**Stated goal:** Across the data below, how many lines hold "title"? Answer with that number and nothing else.

(Dataset rows about figures)

_ _ _

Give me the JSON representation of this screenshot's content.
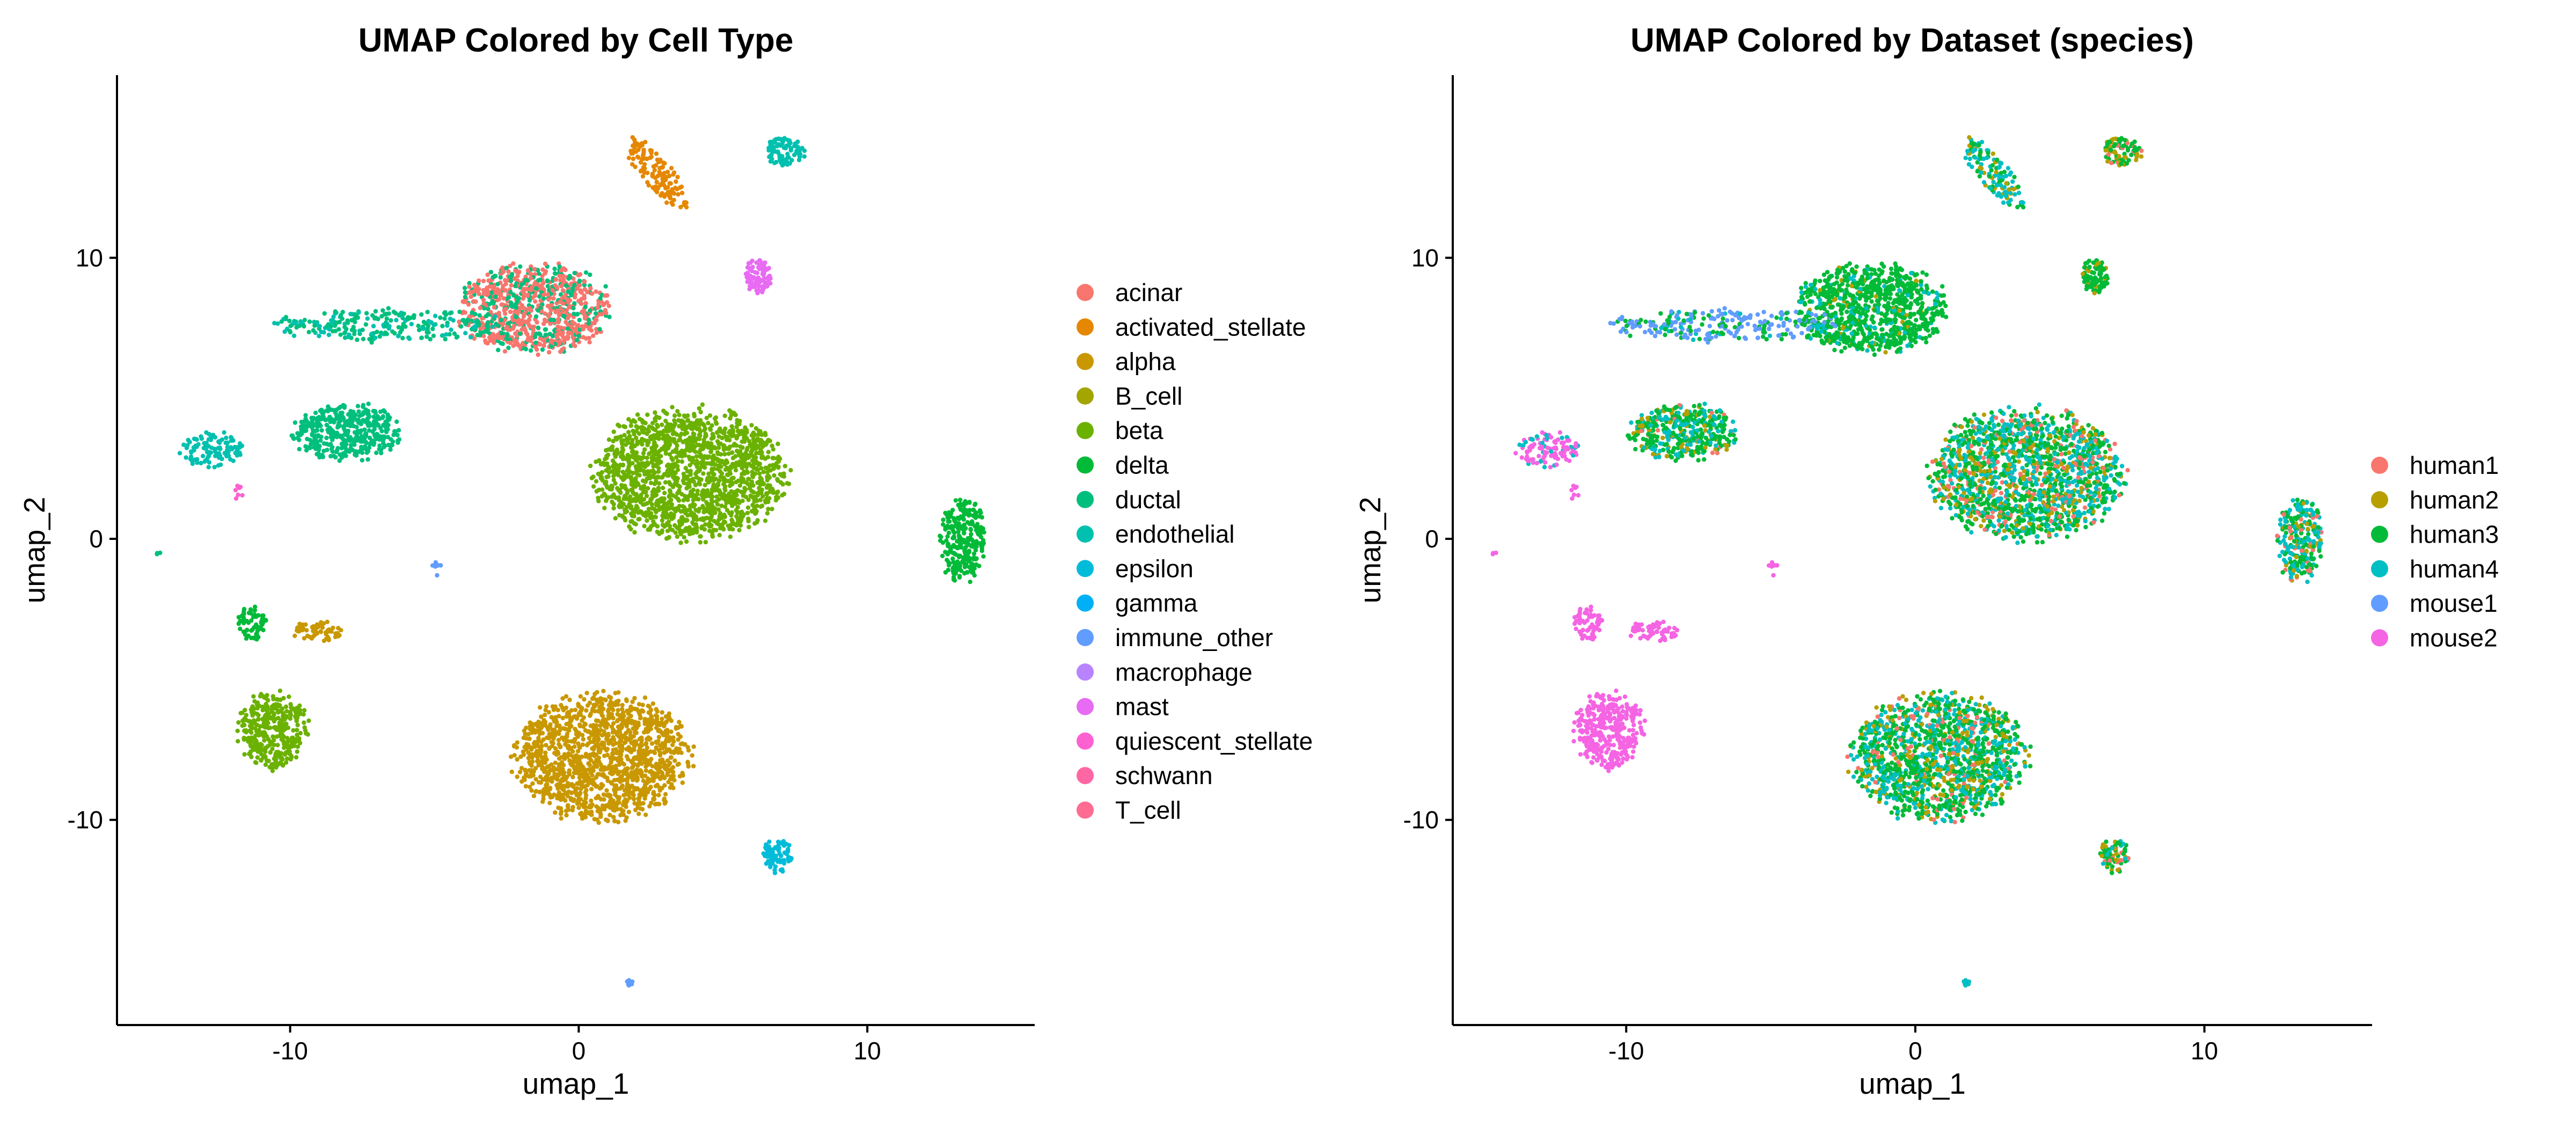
{
  "chart_data": [
    {
      "type": "scatter",
      "title": "UMAP Colored by Cell Type",
      "xlabel": "umap_1",
      "ylabel": "umap_2",
      "xlim": [
        -16.0,
        15.8
      ],
      "ylim": [
        -17.3,
        16.5
      ],
      "xticks": [
        -10,
        0,
        10
      ],
      "xtick_labels": [
        "-10",
        "0",
        "10"
      ],
      "yticks": [
        -10,
        0,
        10
      ],
      "ytick_labels": [
        "-10",
        "0",
        "10"
      ],
      "grid": false,
      "legend_position": "right",
      "legend": [
        {
          "name": "acinar",
          "color": "#F8766D"
        },
        {
          "name": "activated_stellate",
          "color": "#E58700"
        },
        {
          "name": "alpha",
          "color": "#C99800"
        },
        {
          "name": "B_cell",
          "color": "#A3A500"
        },
        {
          "name": "beta",
          "color": "#6BB100"
        },
        {
          "name": "delta",
          "color": "#00BA38"
        },
        {
          "name": "ductal",
          "color": "#00BF7D"
        },
        {
          "name": "endothelial",
          "color": "#00C0AF"
        },
        {
          "name": "epsilon",
          "color": "#00BCD8"
        },
        {
          "name": "gamma",
          "color": "#00B0F6"
        },
        {
          "name": "immune_other",
          "color": "#619CFF"
        },
        {
          "name": "macrophage",
          "color": "#B983FF"
        },
        {
          "name": "mast",
          "color": "#E76BF3"
        },
        {
          "name": "quiescent_stellate",
          "color": "#FD61D1"
        },
        {
          "name": "schwann",
          "color": "#FF67A4"
        },
        {
          "name": "T_cell",
          "color": "#FF6C91"
        }
      ],
      "clusters": [
        {
          "label": "acinar",
          "center": [
            -1.5,
            8.2
          ],
          "radius": [
            2.6,
            1.6
          ],
          "n": 900,
          "color": "#F8766D",
          "mix": [
            [
              "#00BF7D",
              0.3
            ]
          ]
        },
        {
          "label": "ductal",
          "center": [
            -8.0,
            3.8
          ],
          "radius": [
            1.9,
            1.0
          ],
          "n": 420,
          "color": "#00BF7D"
        },
        {
          "label": "ductal",
          "center": [
            -6.5,
            7.6
          ],
          "radius": [
            4.0,
            0.6
          ],
          "n": 260,
          "color": "#00BF7D",
          "mix": [
            [
              "#00C0AF",
              0.3
            ]
          ]
        },
        {
          "label": "endothelial",
          "center": [
            -12.7,
            3.2
          ],
          "radius": [
            1.1,
            0.6
          ],
          "n": 110,
          "color": "#00C0AF"
        },
        {
          "label": "endothelial",
          "center": [
            7.1,
            13.8
          ],
          "radius": [
            0.7,
            0.5
          ],
          "n": 90,
          "color": "#00C0AF"
        },
        {
          "label": "activated_stellate",
          "center": [
            2.7,
            13.0
          ],
          "radius": [
            1.6,
            0.5
          ],
          "n": 130,
          "color": "#E58700",
          "rotate": -52
        },
        {
          "label": "quiescent_stellate",
          "center": [
            6.2,
            9.4
          ],
          "radius": [
            0.45,
            0.65
          ],
          "n": 90,
          "color": "#E76BF3"
        },
        {
          "label": "beta",
          "center": [
            3.8,
            2.3
          ],
          "radius": [
            3.3,
            2.3
          ],
          "n": 1600,
          "color": "#6BB100"
        },
        {
          "label": "beta",
          "center": [
            -10.6,
            -6.8
          ],
          "radius": [
            1.2,
            1.4
          ],
          "n": 350,
          "color": "#6BB100"
        },
        {
          "label": "delta",
          "center": [
            13.3,
            0.0
          ],
          "radius": [
            0.8,
            1.5
          ],
          "n": 260,
          "color": "#00BA38"
        },
        {
          "label": "delta",
          "center": [
            -11.3,
            -3.0
          ],
          "radius": [
            0.5,
            0.6
          ],
          "n": 60,
          "color": "#00BA38"
        },
        {
          "label": "alpha",
          "center": [
            0.8,
            -7.8
          ],
          "radius": [
            3.0,
            2.2
          ],
          "n": 1400,
          "color": "#C99800"
        },
        {
          "label": "alpha",
          "center": [
            -9.0,
            -3.3
          ],
          "radius": [
            0.9,
            0.35
          ],
          "n": 60,
          "color": "#C99800"
        },
        {
          "label": "gamma",
          "center": [
            6.9,
            -11.3
          ],
          "radius": [
            0.55,
            0.6
          ],
          "n": 80,
          "color": "#00BCD8"
        },
        {
          "label": "macrophage",
          "center": [
            1.8,
            -15.8
          ],
          "radius": [
            0.15,
            0.15
          ],
          "n": 8,
          "color": "#619CFF"
        },
        {
          "label": "macrophage",
          "center": [
            -4.9,
            -1.1
          ],
          "radius": [
            0.2,
            0.3
          ],
          "n": 8,
          "color": "#619CFF"
        },
        {
          "label": "schwann",
          "center": [
            -11.8,
            1.6
          ],
          "radius": [
            0.15,
            0.3
          ],
          "n": 8,
          "color": "#FD61D1"
        },
        {
          "label": "ductal",
          "center": [
            -14.6,
            -0.5
          ],
          "radius": [
            0.1,
            0.1
          ],
          "n": 3,
          "color": "#00BF7D"
        }
      ]
    },
    {
      "type": "scatter",
      "title": "UMAP Colored by Dataset (species)",
      "xlabel": "umap_1",
      "ylabel": "umap_2",
      "xlim": [
        -16.0,
        15.8
      ],
      "ylim": [
        -17.3,
        16.5
      ],
      "xticks": [
        -10,
        0,
        10
      ],
      "xtick_labels": [
        "-10",
        "0",
        "10"
      ],
      "yticks": [
        -10,
        0,
        10
      ],
      "ytick_labels": [
        "-10",
        "0",
        "10"
      ],
      "grid": false,
      "legend_position": "right",
      "legend": [
        {
          "name": "human1",
          "color": "#F8766D"
        },
        {
          "name": "human2",
          "color": "#B79F00"
        },
        {
          "name": "human3",
          "color": "#00BA38"
        },
        {
          "name": "human4",
          "color": "#00BFC4"
        },
        {
          "name": "mouse1",
          "color": "#619CFF"
        },
        {
          "name": "mouse2",
          "color": "#F564E3"
        }
      ],
      "clusters": [
        {
          "label": "mixed",
          "center": [
            -1.5,
            8.2
          ],
          "radius": [
            2.6,
            1.6
          ],
          "n": 900,
          "color": "#00BA38",
          "mix": [
            [
              "#00BFC4",
              0.12
            ],
            [
              "#B79F00",
              0.06
            ]
          ]
        },
        {
          "label": "mixed",
          "center": [
            -8.0,
            3.8
          ],
          "radius": [
            1.9,
            1.0
          ],
          "n": 420,
          "color": "#00BA38",
          "mix": [
            [
              "#00BFC4",
              0.3
            ],
            [
              "#B79F00",
              0.15
            ],
            [
              "#F8766D",
              0.05
            ]
          ]
        },
        {
          "label": "mouse",
          "center": [
            -6.5,
            7.6
          ],
          "radius": [
            4.0,
            0.6
          ],
          "n": 260,
          "color": "#619CFF",
          "mix": [
            [
              "#00BA38",
              0.25
            ],
            [
              "#00BFC4",
              0.1
            ]
          ]
        },
        {
          "label": "mouse",
          "center": [
            -12.7,
            3.2
          ],
          "radius": [
            1.1,
            0.6
          ],
          "n": 110,
          "color": "#F564E3",
          "mix": [
            [
              "#00BFC4",
              0.2
            ]
          ]
        },
        {
          "label": "mixed",
          "center": [
            7.1,
            13.8
          ],
          "radius": [
            0.7,
            0.5
          ],
          "n": 90,
          "color": "#00BA38",
          "mix": [
            [
              "#B79F00",
              0.3
            ],
            [
              "#F8766D",
              0.15
            ]
          ]
        },
        {
          "label": "mixed",
          "center": [
            2.7,
            13.0
          ],
          "radius": [
            1.6,
            0.5
          ],
          "n": 130,
          "color": "#00BFC4",
          "mix": [
            [
              "#00BA38",
              0.35
            ],
            [
              "#B79F00",
              0.15
            ]
          ],
          "rotate": -52
        },
        {
          "label": "mixed",
          "center": [
            6.2,
            9.4
          ],
          "radius": [
            0.45,
            0.65
          ],
          "n": 90,
          "color": "#00BA38",
          "mix": [
            [
              "#B79F00",
              0.2
            ]
          ]
        },
        {
          "label": "mixed",
          "center": [
            3.8,
            2.3
          ],
          "radius": [
            3.3,
            2.3
          ],
          "n": 1600,
          "color": "#00BA38",
          "mix": [
            [
              "#00BFC4",
              0.35
            ],
            [
              "#B79F00",
              0.15
            ],
            [
              "#F8766D",
              0.1
            ]
          ]
        },
        {
          "label": "mouse",
          "center": [
            -10.6,
            -6.8
          ],
          "radius": [
            1.2,
            1.4
          ],
          "n": 350,
          "color": "#F564E3"
        },
        {
          "label": "mixed",
          "center": [
            13.3,
            0.0
          ],
          "radius": [
            0.8,
            1.5
          ],
          "n": 260,
          "color": "#00BFC4",
          "mix": [
            [
              "#00BA38",
              0.3
            ],
            [
              "#B79F00",
              0.15
            ],
            [
              "#F8766D",
              0.1
            ]
          ]
        },
        {
          "label": "mouse",
          "center": [
            -11.3,
            -3.0
          ],
          "radius": [
            0.5,
            0.6
          ],
          "n": 60,
          "color": "#F564E3"
        },
        {
          "label": "mixed",
          "center": [
            0.8,
            -7.8
          ],
          "radius": [
            3.0,
            2.2
          ],
          "n": 1400,
          "color": "#00BA38",
          "mix": [
            [
              "#00BFC4",
              0.3
            ],
            [
              "#B79F00",
              0.15
            ],
            [
              "#F8766D",
              0.08
            ]
          ]
        },
        {
          "label": "mouse",
          "center": [
            -9.0,
            -3.3
          ],
          "radius": [
            0.9,
            0.35
          ],
          "n": 60,
          "color": "#F564E3"
        },
        {
          "label": "mixed",
          "center": [
            6.9,
            -11.3
          ],
          "radius": [
            0.55,
            0.6
          ],
          "n": 80,
          "color": "#00BA38",
          "mix": [
            [
              "#B79F00",
              0.3
            ],
            [
              "#F8766D",
              0.15
            ],
            [
              "#00BFC4",
              0.1
            ]
          ]
        },
        {
          "label": "mixed",
          "center": [
            1.8,
            -15.8
          ],
          "radius": [
            0.15,
            0.15
          ],
          "n": 8,
          "color": "#00BFC4"
        },
        {
          "label": "mouse",
          "center": [
            -4.9,
            -1.1
          ],
          "radius": [
            0.2,
            0.3
          ],
          "n": 8,
          "color": "#F564E3"
        },
        {
          "label": "mouse",
          "center": [
            -11.8,
            1.6
          ],
          "radius": [
            0.15,
            0.3
          ],
          "n": 8,
          "color": "#F564E3"
        },
        {
          "label": "mouse",
          "center": [
            -14.6,
            -0.5
          ],
          "radius": [
            0.1,
            0.1
          ],
          "n": 3,
          "color": "#F564E3"
        }
      ]
    }
  ]
}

_ _ _

**Full output:** 2